SHORT EXERCISE
Take each line that has the word "Kreaturhold" and return it.

[Stored items from a collection]

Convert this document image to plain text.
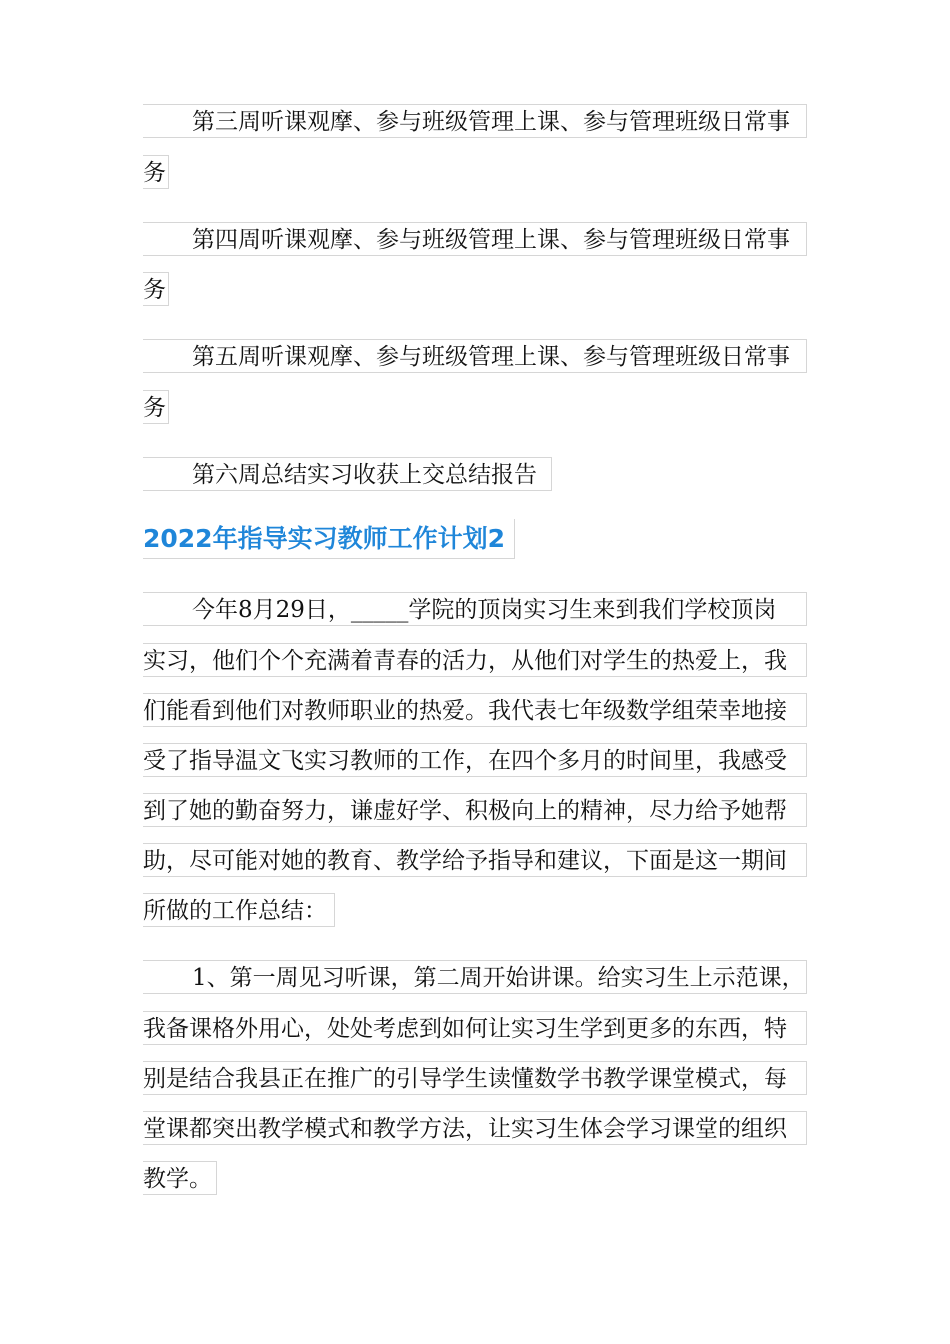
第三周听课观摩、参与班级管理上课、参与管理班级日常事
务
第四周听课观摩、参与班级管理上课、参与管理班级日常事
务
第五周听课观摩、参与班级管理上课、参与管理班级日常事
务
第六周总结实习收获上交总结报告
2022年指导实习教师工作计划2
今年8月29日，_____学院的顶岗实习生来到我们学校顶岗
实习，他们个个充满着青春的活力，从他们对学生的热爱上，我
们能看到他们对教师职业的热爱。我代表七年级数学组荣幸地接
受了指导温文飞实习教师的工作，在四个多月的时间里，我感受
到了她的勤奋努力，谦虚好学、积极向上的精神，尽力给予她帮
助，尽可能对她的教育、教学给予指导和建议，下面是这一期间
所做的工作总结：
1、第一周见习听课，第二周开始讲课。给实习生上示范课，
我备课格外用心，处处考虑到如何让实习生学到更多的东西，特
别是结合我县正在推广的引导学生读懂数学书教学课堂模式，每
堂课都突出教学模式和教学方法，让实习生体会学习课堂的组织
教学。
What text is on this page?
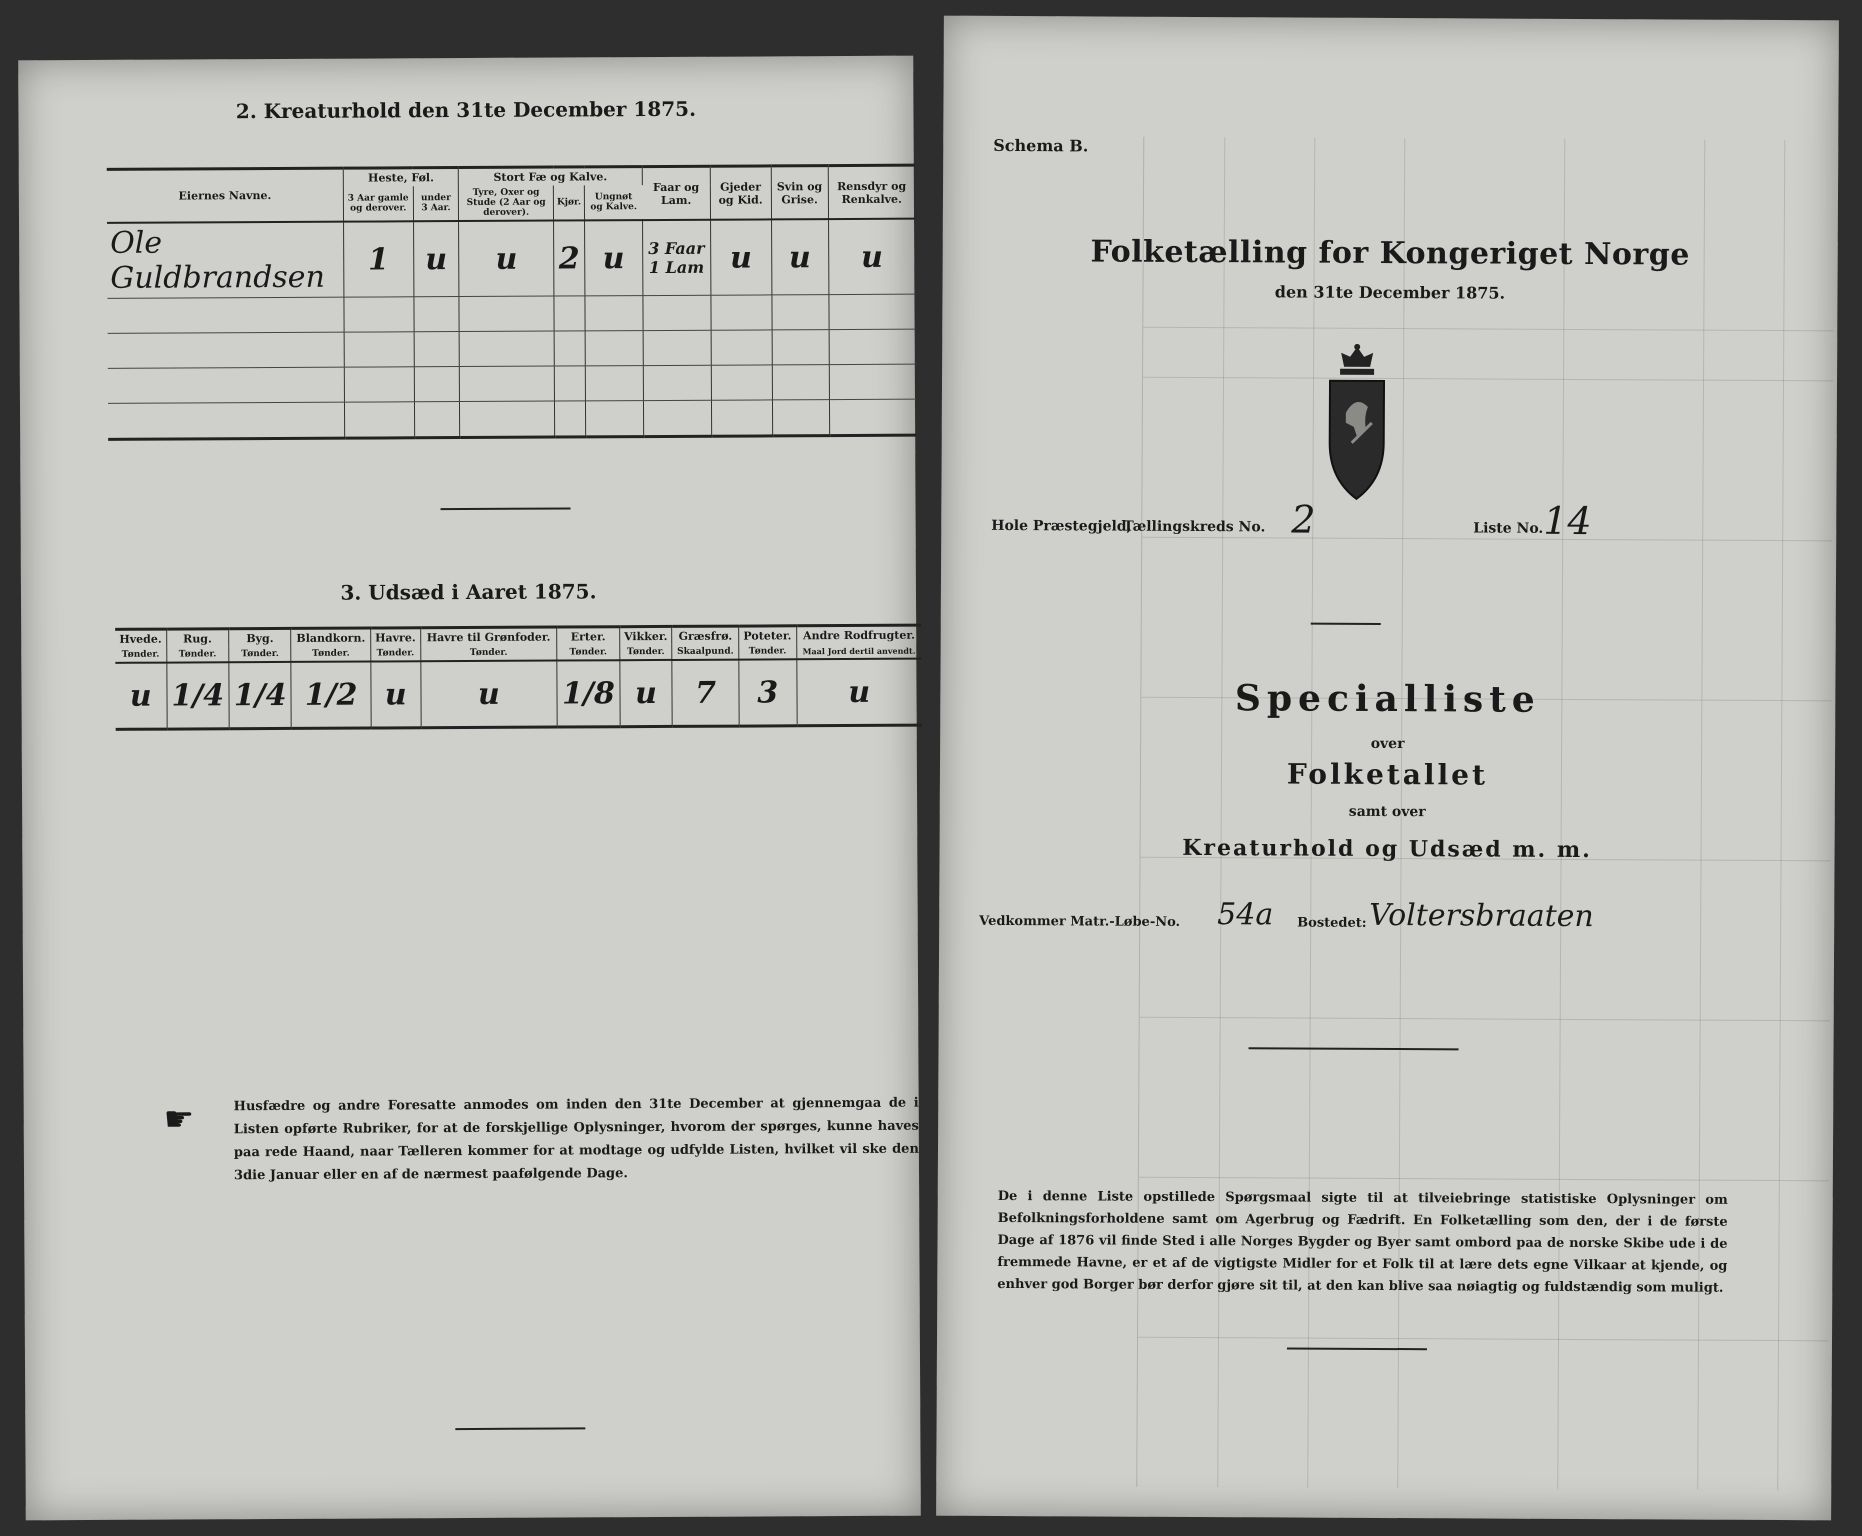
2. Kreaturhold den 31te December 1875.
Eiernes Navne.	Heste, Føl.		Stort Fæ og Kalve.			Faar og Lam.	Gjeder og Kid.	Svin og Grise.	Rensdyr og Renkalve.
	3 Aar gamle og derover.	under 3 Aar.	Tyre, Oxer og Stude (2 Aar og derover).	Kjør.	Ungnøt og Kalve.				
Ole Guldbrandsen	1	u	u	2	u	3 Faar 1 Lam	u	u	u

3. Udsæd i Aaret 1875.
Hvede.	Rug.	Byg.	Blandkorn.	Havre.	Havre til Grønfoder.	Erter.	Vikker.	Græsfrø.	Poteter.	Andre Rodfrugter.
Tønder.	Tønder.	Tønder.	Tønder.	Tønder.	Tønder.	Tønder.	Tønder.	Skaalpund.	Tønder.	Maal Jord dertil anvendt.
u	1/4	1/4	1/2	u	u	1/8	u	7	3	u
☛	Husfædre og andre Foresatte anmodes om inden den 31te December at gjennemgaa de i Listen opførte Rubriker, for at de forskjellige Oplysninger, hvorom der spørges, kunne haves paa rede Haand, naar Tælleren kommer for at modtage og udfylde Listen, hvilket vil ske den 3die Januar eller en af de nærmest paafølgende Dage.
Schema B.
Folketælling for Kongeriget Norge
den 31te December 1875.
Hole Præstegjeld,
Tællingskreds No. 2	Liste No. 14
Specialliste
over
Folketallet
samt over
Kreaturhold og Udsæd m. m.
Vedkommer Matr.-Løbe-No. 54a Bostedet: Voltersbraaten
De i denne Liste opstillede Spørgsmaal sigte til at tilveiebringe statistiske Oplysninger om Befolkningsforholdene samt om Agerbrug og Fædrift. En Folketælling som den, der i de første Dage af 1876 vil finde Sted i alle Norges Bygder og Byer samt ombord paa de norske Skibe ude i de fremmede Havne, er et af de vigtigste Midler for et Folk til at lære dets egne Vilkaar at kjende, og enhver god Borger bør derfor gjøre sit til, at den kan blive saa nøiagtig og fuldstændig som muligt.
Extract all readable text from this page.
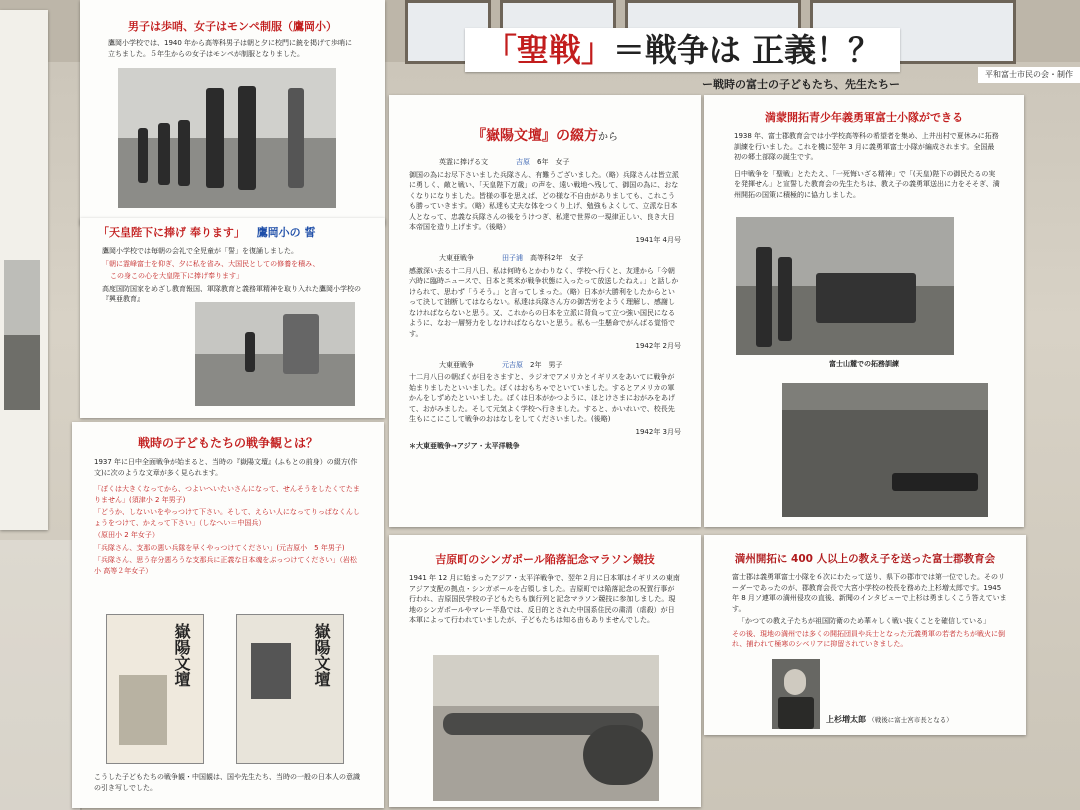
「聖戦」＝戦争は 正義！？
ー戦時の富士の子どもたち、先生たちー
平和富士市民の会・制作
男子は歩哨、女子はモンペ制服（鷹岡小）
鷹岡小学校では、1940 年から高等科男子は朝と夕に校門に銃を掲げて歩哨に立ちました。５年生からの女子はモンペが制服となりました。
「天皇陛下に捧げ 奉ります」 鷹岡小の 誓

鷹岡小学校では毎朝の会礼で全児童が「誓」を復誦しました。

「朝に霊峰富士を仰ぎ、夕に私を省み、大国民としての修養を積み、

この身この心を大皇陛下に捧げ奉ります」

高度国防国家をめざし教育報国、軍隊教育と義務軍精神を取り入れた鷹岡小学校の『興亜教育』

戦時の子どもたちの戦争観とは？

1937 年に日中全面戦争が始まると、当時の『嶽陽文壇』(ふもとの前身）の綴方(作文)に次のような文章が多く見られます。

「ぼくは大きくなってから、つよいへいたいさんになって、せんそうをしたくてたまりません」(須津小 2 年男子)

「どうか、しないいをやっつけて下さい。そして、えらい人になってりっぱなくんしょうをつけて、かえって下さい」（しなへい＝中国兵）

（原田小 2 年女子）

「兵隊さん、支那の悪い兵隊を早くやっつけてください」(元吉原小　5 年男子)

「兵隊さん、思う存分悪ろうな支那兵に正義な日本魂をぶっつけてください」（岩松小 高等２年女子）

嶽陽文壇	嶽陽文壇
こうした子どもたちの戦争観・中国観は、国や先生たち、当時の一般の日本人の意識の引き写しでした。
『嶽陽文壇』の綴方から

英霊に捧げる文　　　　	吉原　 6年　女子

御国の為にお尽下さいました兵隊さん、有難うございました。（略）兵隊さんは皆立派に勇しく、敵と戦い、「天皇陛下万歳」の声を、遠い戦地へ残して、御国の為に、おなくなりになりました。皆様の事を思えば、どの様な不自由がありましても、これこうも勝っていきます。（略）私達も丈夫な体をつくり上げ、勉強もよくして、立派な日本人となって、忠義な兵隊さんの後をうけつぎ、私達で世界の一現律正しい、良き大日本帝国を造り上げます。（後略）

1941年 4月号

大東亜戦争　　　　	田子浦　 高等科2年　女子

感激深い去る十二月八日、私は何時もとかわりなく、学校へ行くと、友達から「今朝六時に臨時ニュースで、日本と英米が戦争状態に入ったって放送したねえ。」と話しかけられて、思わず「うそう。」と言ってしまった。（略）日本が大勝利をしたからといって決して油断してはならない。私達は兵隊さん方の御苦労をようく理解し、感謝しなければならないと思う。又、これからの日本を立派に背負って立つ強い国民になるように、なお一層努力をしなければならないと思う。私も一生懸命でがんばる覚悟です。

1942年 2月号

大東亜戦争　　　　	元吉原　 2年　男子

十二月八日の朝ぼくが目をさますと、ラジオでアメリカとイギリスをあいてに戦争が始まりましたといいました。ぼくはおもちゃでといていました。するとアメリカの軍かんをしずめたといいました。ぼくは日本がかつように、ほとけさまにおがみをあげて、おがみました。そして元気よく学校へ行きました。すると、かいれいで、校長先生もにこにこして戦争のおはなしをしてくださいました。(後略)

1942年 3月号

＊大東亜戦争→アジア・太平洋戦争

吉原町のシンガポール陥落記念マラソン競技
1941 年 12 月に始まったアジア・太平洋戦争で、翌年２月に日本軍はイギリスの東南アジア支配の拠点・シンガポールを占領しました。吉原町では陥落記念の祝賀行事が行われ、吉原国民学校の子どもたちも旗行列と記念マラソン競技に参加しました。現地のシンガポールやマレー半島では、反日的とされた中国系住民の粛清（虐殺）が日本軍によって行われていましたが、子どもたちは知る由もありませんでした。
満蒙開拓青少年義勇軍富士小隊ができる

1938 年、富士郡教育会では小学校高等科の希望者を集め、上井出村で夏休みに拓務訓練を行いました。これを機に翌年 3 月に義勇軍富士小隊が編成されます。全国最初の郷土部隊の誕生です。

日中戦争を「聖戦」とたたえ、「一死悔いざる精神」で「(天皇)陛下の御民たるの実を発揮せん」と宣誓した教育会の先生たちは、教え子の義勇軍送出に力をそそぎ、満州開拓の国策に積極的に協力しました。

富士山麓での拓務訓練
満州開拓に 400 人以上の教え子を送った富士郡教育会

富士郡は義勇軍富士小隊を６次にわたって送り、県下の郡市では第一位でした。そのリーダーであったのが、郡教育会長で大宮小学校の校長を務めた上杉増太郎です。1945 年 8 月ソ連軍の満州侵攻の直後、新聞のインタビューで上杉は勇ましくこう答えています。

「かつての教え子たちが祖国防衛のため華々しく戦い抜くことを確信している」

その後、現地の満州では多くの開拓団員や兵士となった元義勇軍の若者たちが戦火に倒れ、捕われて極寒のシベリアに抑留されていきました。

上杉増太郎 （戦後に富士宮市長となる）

THE ANSWER
2. Kreaturhold den 31te December 1875.
Kreaturhold og Udsæd m. m.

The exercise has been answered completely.